▸ EXERCISE REQUIREMENTS:
Skip all pictures, then print the remaining material exactly.

▸ RECORDS PROVIDED:
* * *

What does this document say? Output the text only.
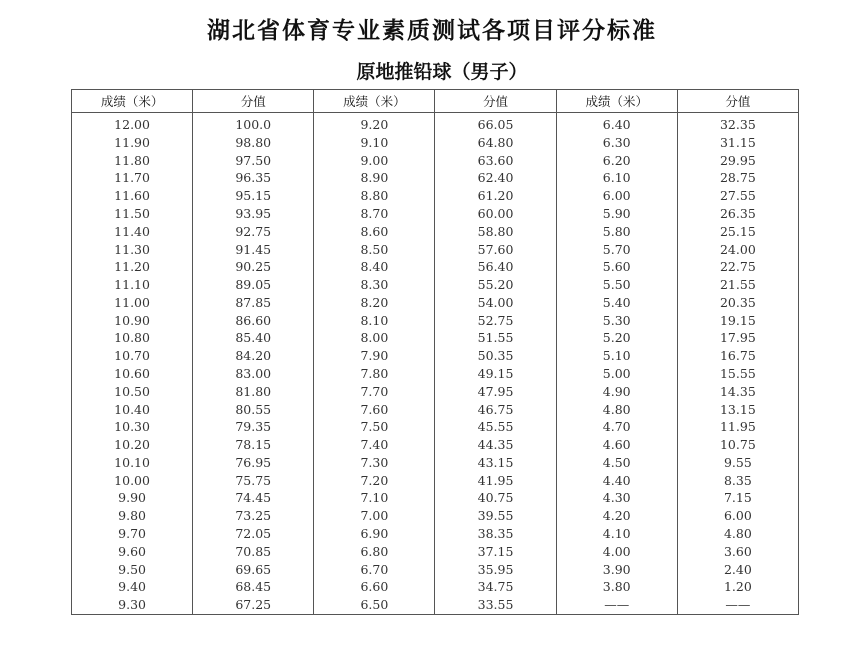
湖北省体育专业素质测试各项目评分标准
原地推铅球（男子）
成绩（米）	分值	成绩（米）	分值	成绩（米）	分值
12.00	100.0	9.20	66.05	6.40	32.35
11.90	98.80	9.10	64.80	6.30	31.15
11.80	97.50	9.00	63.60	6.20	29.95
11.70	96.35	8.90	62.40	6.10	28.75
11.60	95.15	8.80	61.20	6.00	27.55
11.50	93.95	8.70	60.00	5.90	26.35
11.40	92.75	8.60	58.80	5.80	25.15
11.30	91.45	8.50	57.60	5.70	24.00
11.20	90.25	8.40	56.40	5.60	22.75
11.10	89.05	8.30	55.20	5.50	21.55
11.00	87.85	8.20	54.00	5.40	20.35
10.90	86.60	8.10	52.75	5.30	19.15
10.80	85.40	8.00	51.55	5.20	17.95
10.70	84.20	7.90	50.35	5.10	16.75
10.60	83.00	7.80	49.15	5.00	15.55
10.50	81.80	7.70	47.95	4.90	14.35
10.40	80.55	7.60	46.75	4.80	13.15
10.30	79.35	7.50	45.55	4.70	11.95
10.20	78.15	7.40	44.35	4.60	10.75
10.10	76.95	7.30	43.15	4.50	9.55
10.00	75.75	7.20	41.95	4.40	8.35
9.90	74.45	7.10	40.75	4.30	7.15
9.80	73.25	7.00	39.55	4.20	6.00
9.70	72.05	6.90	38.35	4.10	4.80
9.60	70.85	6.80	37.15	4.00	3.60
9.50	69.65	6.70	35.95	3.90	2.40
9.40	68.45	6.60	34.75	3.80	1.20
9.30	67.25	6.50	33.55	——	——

* * *

▸ EXPECTED ANSWER:
What does this document say? Output the text only.
湖北省体育专业素质测试各项目评分标准
原地推铅球（男子）
成绩（米）	分值	成绩（米）	分值	成绩（米）	分值
12.00	100.0	9.20	66.05	6.40	32.35
11.90	98.80	9.10	64.80	6.30	31.15
11.80	97.50	9.00	63.60	6.20	29.95
11.70	96.35	8.90	62.40	6.10	28.75
11.60	95.15	8.80	61.20	6.00	27.55
11.50	93.95	8.70	60.00	5.90	26.35
11.40	92.75	8.60	58.80	5.80	25.15
11.30	91.45	8.50	57.60	5.70	24.00
11.20	90.25	8.40	56.40	5.60	22.75
11.10	89.05	8.30	55.20	5.50	21.55
11.00	87.85	8.20	54.00	5.40	20.35
10.90	86.60	8.10	52.75	5.30	19.15
10.80	85.40	8.00	51.55	5.20	17.95
10.70	84.20	7.90	50.35	5.10	16.75
10.60	83.00	7.80	49.15	5.00	15.55
10.50	81.80	7.70	47.95	4.90	14.35
10.40	80.55	7.60	46.75	4.80	13.15
10.30	79.35	7.50	45.55	4.70	11.95
10.20	78.15	7.40	44.35	4.60	10.75
10.10	76.95	7.30	43.15	4.50	9.55
10.00	75.75	7.20	41.95	4.40	8.35
9.90	74.45	7.10	40.75	4.30	7.15
9.80	73.25	7.00	39.55	4.20	6.00
9.70	72.05	6.90	38.35	4.10	4.80
9.60	70.85	6.80	37.15	4.00	3.60
9.50	69.65	6.70	35.95	3.90	2.40
9.40	68.45	6.60	34.75	3.80	1.20
9.30	67.25	6.50	33.55	——	——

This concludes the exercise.